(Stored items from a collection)

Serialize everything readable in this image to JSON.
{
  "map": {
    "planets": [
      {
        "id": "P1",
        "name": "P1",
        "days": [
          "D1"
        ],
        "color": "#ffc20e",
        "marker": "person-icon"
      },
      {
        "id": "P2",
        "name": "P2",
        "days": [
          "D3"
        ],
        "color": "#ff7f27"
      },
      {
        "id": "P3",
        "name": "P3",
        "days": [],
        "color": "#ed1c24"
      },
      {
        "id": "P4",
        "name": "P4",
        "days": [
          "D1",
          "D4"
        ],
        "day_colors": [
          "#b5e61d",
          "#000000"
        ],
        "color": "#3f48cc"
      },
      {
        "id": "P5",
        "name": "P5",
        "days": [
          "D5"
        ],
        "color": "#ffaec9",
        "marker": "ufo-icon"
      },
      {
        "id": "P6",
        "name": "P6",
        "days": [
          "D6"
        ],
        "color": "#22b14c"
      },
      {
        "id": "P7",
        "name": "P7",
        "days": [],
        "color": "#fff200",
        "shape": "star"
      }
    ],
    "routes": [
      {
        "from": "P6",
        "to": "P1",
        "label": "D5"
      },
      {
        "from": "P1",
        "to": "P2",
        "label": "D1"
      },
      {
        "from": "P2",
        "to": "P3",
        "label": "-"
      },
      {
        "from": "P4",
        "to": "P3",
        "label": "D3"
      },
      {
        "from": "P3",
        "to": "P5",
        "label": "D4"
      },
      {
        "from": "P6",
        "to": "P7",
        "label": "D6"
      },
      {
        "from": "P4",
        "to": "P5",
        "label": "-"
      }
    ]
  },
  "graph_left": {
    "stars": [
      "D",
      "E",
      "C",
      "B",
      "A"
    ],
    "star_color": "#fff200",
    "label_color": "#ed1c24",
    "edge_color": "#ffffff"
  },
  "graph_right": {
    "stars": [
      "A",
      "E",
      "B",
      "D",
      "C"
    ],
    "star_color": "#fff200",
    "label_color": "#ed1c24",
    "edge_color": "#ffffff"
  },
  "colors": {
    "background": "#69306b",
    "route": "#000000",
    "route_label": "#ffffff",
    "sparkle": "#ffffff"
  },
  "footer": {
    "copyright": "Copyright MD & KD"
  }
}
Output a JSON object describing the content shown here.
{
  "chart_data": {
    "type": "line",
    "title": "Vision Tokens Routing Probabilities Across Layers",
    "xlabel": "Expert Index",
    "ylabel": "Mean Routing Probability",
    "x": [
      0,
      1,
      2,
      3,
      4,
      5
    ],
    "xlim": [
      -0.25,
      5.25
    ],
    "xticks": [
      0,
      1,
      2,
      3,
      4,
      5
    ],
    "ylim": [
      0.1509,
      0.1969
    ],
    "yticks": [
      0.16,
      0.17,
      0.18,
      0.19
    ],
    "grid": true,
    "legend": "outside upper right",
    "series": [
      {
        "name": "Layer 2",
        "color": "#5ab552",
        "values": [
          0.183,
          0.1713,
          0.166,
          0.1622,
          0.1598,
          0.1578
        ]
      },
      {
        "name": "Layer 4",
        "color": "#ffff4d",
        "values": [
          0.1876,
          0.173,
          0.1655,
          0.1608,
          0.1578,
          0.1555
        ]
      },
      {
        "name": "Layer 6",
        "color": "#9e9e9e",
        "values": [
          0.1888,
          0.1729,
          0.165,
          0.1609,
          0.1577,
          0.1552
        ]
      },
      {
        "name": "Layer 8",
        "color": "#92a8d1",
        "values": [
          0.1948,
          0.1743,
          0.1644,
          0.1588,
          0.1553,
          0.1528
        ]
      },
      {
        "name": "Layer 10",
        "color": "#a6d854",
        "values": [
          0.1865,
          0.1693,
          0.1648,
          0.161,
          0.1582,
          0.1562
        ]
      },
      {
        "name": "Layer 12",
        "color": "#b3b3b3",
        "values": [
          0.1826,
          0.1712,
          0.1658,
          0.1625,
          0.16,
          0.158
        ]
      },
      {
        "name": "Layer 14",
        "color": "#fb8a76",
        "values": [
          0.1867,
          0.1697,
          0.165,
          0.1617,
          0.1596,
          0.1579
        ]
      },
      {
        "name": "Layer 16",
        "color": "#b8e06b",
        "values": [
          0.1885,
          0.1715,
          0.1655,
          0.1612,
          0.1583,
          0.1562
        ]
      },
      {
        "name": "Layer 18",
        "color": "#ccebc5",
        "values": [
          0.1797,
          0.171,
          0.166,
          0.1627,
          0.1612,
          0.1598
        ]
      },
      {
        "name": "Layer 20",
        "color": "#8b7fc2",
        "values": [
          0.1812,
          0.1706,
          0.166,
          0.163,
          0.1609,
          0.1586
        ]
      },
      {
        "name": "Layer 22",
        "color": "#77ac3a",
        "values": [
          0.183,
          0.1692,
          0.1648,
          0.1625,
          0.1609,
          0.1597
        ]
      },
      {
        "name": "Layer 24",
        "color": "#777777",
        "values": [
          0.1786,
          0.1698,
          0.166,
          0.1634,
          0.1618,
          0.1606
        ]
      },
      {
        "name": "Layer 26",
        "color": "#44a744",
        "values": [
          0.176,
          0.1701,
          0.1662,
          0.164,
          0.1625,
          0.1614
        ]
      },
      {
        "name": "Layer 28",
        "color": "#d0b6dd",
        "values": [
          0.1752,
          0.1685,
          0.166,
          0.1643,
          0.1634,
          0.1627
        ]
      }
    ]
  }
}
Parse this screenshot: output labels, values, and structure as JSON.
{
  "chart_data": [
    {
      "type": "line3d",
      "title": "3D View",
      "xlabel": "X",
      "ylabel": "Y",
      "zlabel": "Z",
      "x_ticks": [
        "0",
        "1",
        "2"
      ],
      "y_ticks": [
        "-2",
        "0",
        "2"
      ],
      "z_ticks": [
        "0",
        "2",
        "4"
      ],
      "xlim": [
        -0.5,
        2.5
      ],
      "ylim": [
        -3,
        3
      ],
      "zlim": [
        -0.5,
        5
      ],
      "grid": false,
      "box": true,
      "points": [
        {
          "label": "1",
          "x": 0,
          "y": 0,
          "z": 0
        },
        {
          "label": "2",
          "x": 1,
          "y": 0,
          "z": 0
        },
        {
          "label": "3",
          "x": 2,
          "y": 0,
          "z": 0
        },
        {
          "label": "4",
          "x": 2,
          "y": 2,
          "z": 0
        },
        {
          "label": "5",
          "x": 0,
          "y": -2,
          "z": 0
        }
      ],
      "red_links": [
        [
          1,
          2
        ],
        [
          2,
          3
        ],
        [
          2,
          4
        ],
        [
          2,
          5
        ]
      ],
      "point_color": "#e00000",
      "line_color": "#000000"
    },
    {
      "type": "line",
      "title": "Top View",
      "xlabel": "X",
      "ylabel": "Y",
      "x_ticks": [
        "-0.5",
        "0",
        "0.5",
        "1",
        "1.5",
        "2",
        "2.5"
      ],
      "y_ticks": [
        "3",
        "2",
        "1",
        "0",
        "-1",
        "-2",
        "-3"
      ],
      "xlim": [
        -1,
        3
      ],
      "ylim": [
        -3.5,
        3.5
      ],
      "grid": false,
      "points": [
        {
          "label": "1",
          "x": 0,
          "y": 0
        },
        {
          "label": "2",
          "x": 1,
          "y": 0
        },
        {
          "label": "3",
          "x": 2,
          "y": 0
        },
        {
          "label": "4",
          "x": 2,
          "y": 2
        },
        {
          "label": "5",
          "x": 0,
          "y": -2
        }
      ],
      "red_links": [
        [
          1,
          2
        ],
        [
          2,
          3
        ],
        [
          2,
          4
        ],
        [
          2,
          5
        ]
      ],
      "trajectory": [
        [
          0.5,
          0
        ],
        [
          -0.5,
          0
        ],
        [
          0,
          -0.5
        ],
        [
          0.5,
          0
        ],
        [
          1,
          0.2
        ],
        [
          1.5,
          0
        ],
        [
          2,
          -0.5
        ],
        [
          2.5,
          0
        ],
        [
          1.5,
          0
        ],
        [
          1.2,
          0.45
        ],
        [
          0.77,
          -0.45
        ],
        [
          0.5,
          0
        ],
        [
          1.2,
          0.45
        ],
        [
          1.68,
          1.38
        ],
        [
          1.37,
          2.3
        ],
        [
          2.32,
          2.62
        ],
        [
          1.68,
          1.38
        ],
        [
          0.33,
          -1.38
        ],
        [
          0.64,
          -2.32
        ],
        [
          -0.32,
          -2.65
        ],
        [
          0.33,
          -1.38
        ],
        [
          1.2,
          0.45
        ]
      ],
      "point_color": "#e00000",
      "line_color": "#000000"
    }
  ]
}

§ The exercise:
Give the number of lines in the entries above that include the string "this". No other output is expected.

§ Correct answer:
2